## DATA SUPPLIED

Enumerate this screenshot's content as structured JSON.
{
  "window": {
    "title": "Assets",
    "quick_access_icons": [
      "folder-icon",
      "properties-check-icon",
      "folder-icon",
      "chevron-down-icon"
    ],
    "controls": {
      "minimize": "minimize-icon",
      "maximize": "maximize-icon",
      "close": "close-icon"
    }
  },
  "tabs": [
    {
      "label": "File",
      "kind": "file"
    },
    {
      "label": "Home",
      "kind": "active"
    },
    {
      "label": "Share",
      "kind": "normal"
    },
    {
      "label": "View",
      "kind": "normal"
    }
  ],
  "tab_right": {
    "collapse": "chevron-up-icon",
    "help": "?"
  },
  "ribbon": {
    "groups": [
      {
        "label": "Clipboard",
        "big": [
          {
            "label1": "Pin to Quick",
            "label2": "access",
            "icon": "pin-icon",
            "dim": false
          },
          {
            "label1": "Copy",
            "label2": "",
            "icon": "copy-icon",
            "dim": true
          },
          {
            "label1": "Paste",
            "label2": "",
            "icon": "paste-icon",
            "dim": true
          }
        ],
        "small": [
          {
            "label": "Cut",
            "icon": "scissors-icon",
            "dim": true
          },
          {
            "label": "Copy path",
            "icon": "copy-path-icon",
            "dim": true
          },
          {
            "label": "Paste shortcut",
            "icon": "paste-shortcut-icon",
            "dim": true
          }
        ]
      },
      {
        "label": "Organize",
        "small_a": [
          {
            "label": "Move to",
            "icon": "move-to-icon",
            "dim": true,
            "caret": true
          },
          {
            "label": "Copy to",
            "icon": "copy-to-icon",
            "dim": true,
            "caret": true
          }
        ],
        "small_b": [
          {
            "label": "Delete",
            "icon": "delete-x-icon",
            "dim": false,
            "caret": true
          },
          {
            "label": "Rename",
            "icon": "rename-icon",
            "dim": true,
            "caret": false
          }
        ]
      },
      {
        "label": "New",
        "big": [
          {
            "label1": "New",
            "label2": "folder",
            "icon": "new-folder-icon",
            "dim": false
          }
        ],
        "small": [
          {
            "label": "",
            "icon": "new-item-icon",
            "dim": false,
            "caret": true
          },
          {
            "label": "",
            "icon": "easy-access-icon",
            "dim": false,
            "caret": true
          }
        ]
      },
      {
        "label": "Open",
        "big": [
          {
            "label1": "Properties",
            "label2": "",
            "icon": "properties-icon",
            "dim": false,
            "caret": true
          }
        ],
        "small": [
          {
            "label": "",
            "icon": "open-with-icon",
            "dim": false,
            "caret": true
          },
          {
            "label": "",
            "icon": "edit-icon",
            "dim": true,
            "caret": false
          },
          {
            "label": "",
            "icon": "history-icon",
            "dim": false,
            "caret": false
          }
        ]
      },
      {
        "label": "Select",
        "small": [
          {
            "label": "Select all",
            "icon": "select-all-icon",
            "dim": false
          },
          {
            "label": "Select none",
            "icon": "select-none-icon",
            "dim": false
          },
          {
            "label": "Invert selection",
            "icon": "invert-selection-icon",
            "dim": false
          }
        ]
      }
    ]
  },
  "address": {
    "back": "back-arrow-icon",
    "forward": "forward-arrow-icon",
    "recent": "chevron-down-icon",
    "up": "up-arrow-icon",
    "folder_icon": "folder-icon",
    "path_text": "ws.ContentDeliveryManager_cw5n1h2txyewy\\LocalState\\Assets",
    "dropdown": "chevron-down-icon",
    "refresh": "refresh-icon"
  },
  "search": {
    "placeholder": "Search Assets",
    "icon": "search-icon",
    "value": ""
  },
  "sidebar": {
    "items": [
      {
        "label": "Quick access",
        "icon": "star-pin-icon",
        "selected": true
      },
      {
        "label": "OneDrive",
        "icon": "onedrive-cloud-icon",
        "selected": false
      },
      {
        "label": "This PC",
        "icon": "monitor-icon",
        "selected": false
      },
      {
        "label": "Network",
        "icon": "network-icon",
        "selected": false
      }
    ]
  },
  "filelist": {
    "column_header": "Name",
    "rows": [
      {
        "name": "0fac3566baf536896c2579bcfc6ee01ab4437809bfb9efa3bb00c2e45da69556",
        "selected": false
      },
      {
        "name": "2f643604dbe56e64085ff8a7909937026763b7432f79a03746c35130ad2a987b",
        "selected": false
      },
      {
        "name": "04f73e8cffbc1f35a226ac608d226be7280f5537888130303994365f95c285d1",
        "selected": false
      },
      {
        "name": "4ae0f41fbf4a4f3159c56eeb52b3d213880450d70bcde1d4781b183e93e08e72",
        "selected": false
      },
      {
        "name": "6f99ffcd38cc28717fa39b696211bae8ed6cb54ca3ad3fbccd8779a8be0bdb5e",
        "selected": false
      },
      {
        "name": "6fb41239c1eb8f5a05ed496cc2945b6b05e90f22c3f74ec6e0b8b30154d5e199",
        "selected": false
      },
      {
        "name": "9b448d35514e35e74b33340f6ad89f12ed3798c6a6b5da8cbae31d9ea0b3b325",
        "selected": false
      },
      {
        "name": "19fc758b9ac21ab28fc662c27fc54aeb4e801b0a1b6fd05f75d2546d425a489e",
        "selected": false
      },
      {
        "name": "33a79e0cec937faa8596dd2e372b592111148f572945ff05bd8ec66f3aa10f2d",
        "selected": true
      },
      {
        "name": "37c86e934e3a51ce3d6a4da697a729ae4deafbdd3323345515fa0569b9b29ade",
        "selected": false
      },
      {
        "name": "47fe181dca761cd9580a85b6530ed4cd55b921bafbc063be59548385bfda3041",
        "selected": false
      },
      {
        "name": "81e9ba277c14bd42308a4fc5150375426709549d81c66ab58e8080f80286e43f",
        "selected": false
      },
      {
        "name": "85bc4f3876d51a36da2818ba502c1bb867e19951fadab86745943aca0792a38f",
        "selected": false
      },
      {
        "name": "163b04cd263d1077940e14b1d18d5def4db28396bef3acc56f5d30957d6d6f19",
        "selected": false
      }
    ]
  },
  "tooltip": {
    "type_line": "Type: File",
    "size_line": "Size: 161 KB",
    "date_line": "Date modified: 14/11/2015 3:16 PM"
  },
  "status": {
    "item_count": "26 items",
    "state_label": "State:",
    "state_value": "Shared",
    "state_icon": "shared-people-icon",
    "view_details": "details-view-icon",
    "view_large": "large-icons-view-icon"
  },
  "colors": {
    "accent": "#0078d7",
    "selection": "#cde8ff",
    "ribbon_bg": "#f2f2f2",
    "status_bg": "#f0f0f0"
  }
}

## PROBLEM
Report how many lines include the word "down". Give nothing but the number.

## FULL SOLUTION
3